Look through the listing and locate every line containing the word "Emissions"; copy those lines.
╔══
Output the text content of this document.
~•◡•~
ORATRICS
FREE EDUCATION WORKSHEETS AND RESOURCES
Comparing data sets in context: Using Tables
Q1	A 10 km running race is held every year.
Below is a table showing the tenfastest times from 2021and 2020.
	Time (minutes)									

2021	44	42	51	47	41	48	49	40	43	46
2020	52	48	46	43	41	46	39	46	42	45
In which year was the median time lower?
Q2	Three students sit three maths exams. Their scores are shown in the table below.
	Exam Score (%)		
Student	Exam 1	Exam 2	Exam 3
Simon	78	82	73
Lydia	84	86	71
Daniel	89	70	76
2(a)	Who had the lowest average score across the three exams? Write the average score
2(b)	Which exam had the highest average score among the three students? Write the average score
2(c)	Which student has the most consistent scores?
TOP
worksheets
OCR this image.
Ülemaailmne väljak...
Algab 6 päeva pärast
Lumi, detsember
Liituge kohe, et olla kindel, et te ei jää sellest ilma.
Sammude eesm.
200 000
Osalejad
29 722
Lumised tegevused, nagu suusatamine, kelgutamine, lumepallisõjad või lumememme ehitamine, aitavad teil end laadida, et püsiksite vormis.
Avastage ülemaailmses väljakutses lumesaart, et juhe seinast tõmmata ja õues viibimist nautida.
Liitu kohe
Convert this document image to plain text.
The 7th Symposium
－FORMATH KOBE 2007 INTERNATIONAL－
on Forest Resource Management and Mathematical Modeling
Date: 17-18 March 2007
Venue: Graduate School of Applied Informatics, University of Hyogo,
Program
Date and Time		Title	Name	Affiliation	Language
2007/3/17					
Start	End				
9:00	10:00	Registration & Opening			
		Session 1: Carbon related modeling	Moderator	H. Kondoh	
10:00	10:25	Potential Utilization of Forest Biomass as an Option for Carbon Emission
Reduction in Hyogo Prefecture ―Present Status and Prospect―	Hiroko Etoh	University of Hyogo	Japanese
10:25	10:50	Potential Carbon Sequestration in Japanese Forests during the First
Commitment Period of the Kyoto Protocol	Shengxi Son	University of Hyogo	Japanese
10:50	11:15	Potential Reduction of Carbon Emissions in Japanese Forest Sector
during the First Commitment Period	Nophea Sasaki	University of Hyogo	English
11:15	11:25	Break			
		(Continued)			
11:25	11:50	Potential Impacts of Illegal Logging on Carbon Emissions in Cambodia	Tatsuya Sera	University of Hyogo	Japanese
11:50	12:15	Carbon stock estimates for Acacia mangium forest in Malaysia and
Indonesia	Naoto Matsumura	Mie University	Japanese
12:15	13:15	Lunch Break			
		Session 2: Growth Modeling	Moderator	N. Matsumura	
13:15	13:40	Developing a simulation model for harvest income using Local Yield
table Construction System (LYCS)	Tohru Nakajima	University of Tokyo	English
╚══
■ OUTPUT BELOW
10:50	11:15	Potential Reduction of Carbon Emissions in Japanese Forest Sector
11:25	11:50	Potential Impacts of Illegal Logging on Carbon Emissions in Cambodia	Tatsuya Sera	University of Hyogo	Japanese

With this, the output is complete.